-- PROVIDED DATA start --
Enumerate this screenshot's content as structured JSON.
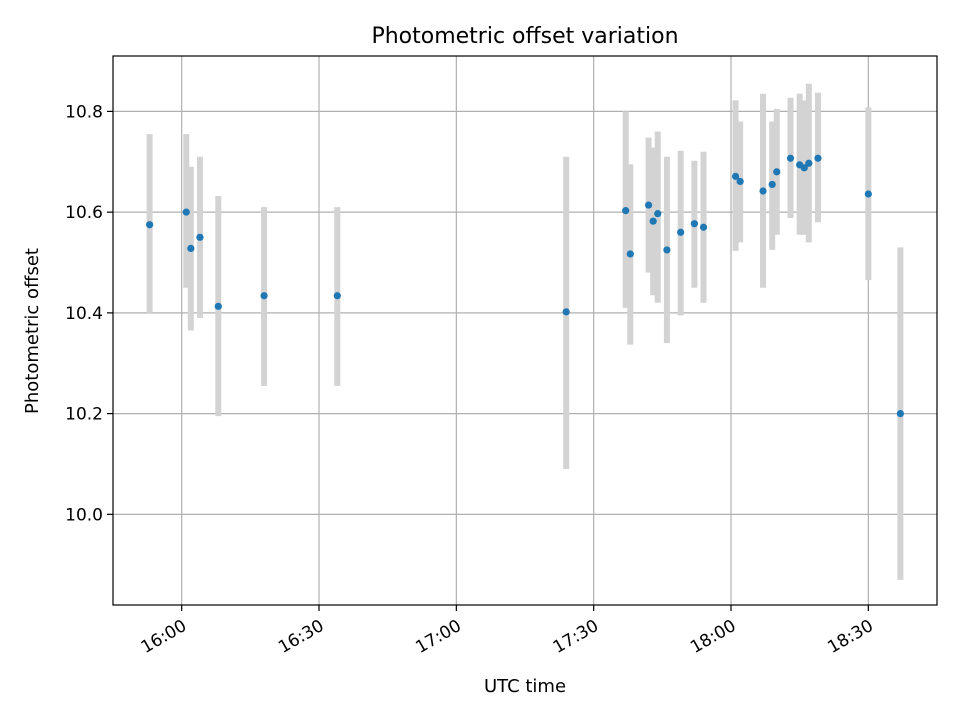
{
  "chart_data": {
    "type": "scatter",
    "title": "Photometric offset variation",
    "xlabel": "UTC time",
    "ylabel": "Photometric offset",
    "xlim": [
      "15:45",
      "18:45"
    ],
    "ylim": [
      9.82,
      10.91
    ],
    "x_tick_labels": [
      "16:00",
      "16:30",
      "17:00",
      "17:30",
      "18:00",
      "18:30"
    ],
    "y_tick_labels": [
      "10.0",
      "10.2",
      "10.4",
      "10.6",
      "10.8"
    ],
    "grid": true,
    "colors": {
      "point": "#1f77b4",
      "errorbar": "#d3d3d3",
      "grid": "#b0b0b0",
      "axes": "#000000"
    },
    "series": [
      {
        "points": [
          {
            "x": "15:53",
            "y": 10.575,
            "err_low": 10.4,
            "err_high": 10.755
          },
          {
            "x": "16:01",
            "y": 10.6,
            "err_low": 10.45,
            "err_high": 10.755
          },
          {
            "x": "16:02",
            "y": 10.528,
            "err_low": 10.365,
            "err_high": 10.69
          },
          {
            "x": "16:04",
            "y": 10.55,
            "err_low": 10.39,
            "err_high": 10.71
          },
          {
            "x": "16:08",
            "y": 10.413,
            "err_low": 10.195,
            "err_high": 10.632
          },
          {
            "x": "16:18",
            "y": 10.434,
            "err_low": 10.255,
            "err_high": 10.61
          },
          {
            "x": "16:34",
            "y": 10.434,
            "err_low": 10.255,
            "err_high": 10.61
          },
          {
            "x": "17:24",
            "y": 10.402,
            "err_low": 10.09,
            "err_high": 10.71
          },
          {
            "x": "17:37",
            "y": 10.603,
            "err_low": 10.41,
            "err_high": 10.8
          },
          {
            "x": "17:38",
            "y": 10.517,
            "err_low": 10.337,
            "err_high": 10.695
          },
          {
            "x": "17:42",
            "y": 10.614,
            "err_low": 10.48,
            "err_high": 10.748
          },
          {
            "x": "17:43",
            "y": 10.582,
            "err_low": 10.435,
            "err_high": 10.728
          },
          {
            "x": "17:44",
            "y": 10.597,
            "err_low": 10.42,
            "err_high": 10.76
          },
          {
            "x": "17:46",
            "y": 10.525,
            "err_low": 10.34,
            "err_high": 10.71
          },
          {
            "x": "17:49",
            "y": 10.56,
            "err_low": 10.395,
            "err_high": 10.722
          },
          {
            "x": "17:52",
            "y": 10.577,
            "err_low": 10.45,
            "err_high": 10.702
          },
          {
            "x": "17:54",
            "y": 10.57,
            "err_low": 10.42,
            "err_high": 10.72
          },
          {
            "x": "18:01",
            "y": 10.671,
            "err_low": 10.523,
            "err_high": 10.822
          },
          {
            "x": "18:02",
            "y": 10.661,
            "err_low": 10.54,
            "err_high": 10.78
          },
          {
            "x": "18:07",
            "y": 10.642,
            "err_low": 10.45,
            "err_high": 10.835
          },
          {
            "x": "18:09",
            "y": 10.655,
            "err_low": 10.525,
            "err_high": 10.78
          },
          {
            "x": "18:10",
            "y": 10.68,
            "err_low": 10.555,
            "err_high": 10.805
          },
          {
            "x": "18:13",
            "y": 10.707,
            "err_low": 10.588,
            "err_high": 10.827
          },
          {
            "x": "18:15",
            "y": 10.694,
            "err_low": 10.555,
            "err_high": 10.835
          },
          {
            "x": "18:16",
            "y": 10.688,
            "err_low": 10.555,
            "err_high": 10.822
          },
          {
            "x": "18:17",
            "y": 10.697,
            "err_low": 10.54,
            "err_high": 10.855
          },
          {
            "x": "18:19",
            "y": 10.707,
            "err_low": 10.58,
            "err_high": 10.837
          },
          {
            "x": "18:30",
            "y": 10.636,
            "err_low": 10.465,
            "err_high": 10.808
          },
          {
            "x": "18:37",
            "y": 10.2,
            "err_low": 9.87,
            "err_high": 10.53
          }
        ]
      }
    ]
  }
}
-- PROVIDED DATA end --
-- THE TASK --
Output every entry verbatim. Pictures do not belong in the copy.

-- TASK ANSWER --
Enumerate this screenshot's content as structured JSON.
{
  "chart_data": {
    "type": "scatter",
    "title": "Photometric offset variation",
    "xlabel": "UTC time",
    "ylabel": "Photometric offset",
    "xlim": [
      "15:45",
      "18:45"
    ],
    "ylim": [
      9.82,
      10.91
    ],
    "x_tick_labels": [
      "16:00",
      "16:30",
      "17:00",
      "17:30",
      "18:00",
      "18:30"
    ],
    "y_tick_labels": [
      "10.0",
      "10.2",
      "10.4",
      "10.6",
      "10.8"
    ],
    "grid": true,
    "colors": {
      "point": "#1f77b4",
      "errorbar": "#d3d3d3",
      "grid": "#b0b0b0",
      "axes": "#000000"
    },
    "series": [
      {
        "points": [
          {
            "x": "15:53",
            "y": 10.575,
            "err_low": 10.4,
            "err_high": 10.755
          },
          {
            "x": "16:01",
            "y": 10.6,
            "err_low": 10.45,
            "err_high": 10.755
          },
          {
            "x": "16:02",
            "y": 10.528,
            "err_low": 10.365,
            "err_high": 10.69
          },
          {
            "x": "16:04",
            "y": 10.55,
            "err_low": 10.39,
            "err_high": 10.71
          },
          {
            "x": "16:08",
            "y": 10.413,
            "err_low": 10.195,
            "err_high": 10.632
          },
          {
            "x": "16:18",
            "y": 10.434,
            "err_low": 10.255,
            "err_high": 10.61
          },
          {
            "x": "16:34",
            "y": 10.434,
            "err_low": 10.255,
            "err_high": 10.61
          },
          {
            "x": "17:24",
            "y": 10.402,
            "err_low": 10.09,
            "err_high": 10.71
          },
          {
            "x": "17:37",
            "y": 10.603,
            "err_low": 10.41,
            "err_high": 10.8
          },
          {
            "x": "17:38",
            "y": 10.517,
            "err_low": 10.337,
            "err_high": 10.695
          },
          {
            "x": "17:42",
            "y": 10.614,
            "err_low": 10.48,
            "err_high": 10.748
          },
          {
            "x": "17:43",
            "y": 10.582,
            "err_low": 10.435,
            "err_high": 10.728
          },
          {
            "x": "17:44",
            "y": 10.597,
            "err_low": 10.42,
            "err_high": 10.76
          },
          {
            "x": "17:46",
            "y": 10.525,
            "err_low": 10.34,
            "err_high": 10.71
          },
          {
            "x": "17:49",
            "y": 10.56,
            "err_low": 10.395,
            "err_high": 10.722
          },
          {
            "x": "17:52",
            "y": 10.577,
            "err_low": 10.45,
            "err_high": 10.702
          },
          {
            "x": "17:54",
            "y": 10.57,
            "err_low": 10.42,
            "err_high": 10.72
          },
          {
            "x": "18:01",
            "y": 10.671,
            "err_low": 10.523,
            "err_high": 10.822
          },
          {
            "x": "18:02",
            "y": 10.661,
            "err_low": 10.54,
            "err_high": 10.78
          },
          {
            "x": "18:07",
            "y": 10.642,
            "err_low": 10.45,
            "err_high": 10.835
          },
          {
            "x": "18:09",
            "y": 10.655,
            "err_low": 10.525,
            "err_high": 10.78
          },
          {
            "x": "18:10",
            "y": 10.68,
            "err_low": 10.555,
            "err_high": 10.805
          },
          {
            "x": "18:13",
            "y": 10.707,
            "err_low": 10.588,
            "err_high": 10.827
          },
          {
            "x": "18:15",
            "y": 10.694,
            "err_low": 10.555,
            "err_high": 10.835
          },
          {
            "x": "18:16",
            "y": 10.688,
            "err_low": 10.555,
            "err_high": 10.822
          },
          {
            "x": "18:17",
            "y": 10.697,
            "err_low": 10.54,
            "err_high": 10.855
          },
          {
            "x": "18:19",
            "y": 10.707,
            "err_low": 10.58,
            "err_high": 10.837
          },
          {
            "x": "18:30",
            "y": 10.636,
            "err_low": 10.465,
            "err_high": 10.808
          },
          {
            "x": "18:37",
            "y": 10.2,
            "err_low": 9.87,
            "err_high": 10.53
          }
        ]
      }
    ]
  }
}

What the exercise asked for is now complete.